In the lines below, how many hold the word "身份证号"? Answer only with the number.

--

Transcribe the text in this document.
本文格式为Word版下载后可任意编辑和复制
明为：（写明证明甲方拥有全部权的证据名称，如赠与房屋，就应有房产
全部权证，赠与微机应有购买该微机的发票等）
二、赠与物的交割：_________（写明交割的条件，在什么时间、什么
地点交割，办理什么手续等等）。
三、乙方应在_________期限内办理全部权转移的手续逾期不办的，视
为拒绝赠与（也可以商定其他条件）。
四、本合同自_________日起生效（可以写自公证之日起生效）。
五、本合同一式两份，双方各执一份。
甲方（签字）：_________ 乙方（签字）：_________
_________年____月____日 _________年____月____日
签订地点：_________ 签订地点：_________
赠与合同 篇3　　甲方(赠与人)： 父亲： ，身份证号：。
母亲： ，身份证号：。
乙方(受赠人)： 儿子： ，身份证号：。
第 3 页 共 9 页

--

=== Result ===
3